++++ Extrait du document

Une quinzaine d'années après la sortie des aventures de Jack Skellington, la renommée de Tim Burton lui permet d'imposer - ou presque - ses choix. Lorsque les cadres des studios Disney lui proposent de réaliser Alice au pays des merveilles, il leur confie son envie de se replonger dans l'univers de Frankenweenie, dont ils possèdent les droits. En novembre 2007, l'affaire est entendue : une fois Alice bouclé, Tim Burton s'attaquera à une nouvelle version de son court-métrage. Mais cette fois-ci, il respectera sa vision d'origine et le réalisera en stop-motion... et en noir-et-blanc ! Fidèle à sa réputation, le réalisateur fait appel à l'équipe d'artistes et d'animateurs avec qui il avait collaboré sur Les noces funèbres (2005), dont le le directeur de la photographie Peter Sorg...
Entretien avec le directeur de la photographie Peter Sorg
Comment avez-vous abordé ce film entièrement en noir et blanc ?

++++++++
++++ Données enregistrées

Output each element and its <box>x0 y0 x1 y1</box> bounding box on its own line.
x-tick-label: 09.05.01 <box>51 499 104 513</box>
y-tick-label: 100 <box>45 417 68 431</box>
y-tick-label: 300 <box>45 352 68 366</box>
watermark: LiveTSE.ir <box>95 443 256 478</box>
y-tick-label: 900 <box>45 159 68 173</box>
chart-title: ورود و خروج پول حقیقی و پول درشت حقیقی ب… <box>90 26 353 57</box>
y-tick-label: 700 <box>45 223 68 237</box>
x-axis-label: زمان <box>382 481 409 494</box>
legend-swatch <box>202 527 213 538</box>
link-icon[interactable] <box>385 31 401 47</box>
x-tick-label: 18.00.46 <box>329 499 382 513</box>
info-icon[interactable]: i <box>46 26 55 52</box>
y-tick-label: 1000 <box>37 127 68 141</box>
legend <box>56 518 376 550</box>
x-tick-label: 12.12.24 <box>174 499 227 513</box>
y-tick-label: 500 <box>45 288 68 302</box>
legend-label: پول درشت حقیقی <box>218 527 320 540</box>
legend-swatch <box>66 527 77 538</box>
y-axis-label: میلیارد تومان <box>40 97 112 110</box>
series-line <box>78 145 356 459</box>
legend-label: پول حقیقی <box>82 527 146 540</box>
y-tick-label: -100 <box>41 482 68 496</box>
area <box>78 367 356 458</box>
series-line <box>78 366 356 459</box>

++++++++

Dans l'extrait sur Frankenweenie, recopiez tout le passage allant de « Une quinzaine d'années » jusqu'à « photographie Peter Sorg... », en substituant « film court » à « court-métrage ».

> **Corrigé de l'exercice**:
Une quinzaine d'années après la sortie des aventures de Jack Skellington, la renommée de Tim Burton lui permet d'imposer - ou presque - ses choix. Lorsque les cadres des studios Disney lui proposent de réaliser Alice au pays des merveilles, il leur confie son envie de se replonger dans l'univers de Frankenweenie, dont ils possèdent les droits. En novembre 2007, l'affaire est entendue : une fois Alice bouclé, Tim Burton s'attaquera à une nouvelle version de son film court. Mais cette fois-ci, il respectera sa vision d'origine et le réalisera en stop-motion... et en noir-et-blanc ! Fidèle à sa réputation, le réalisateur fait appel à l'équipe d'artistes et d'animateurs avec qui il avait collaboré sur Les noces funèbres (2005), dont le le directeur de la photographie Peter Sorg...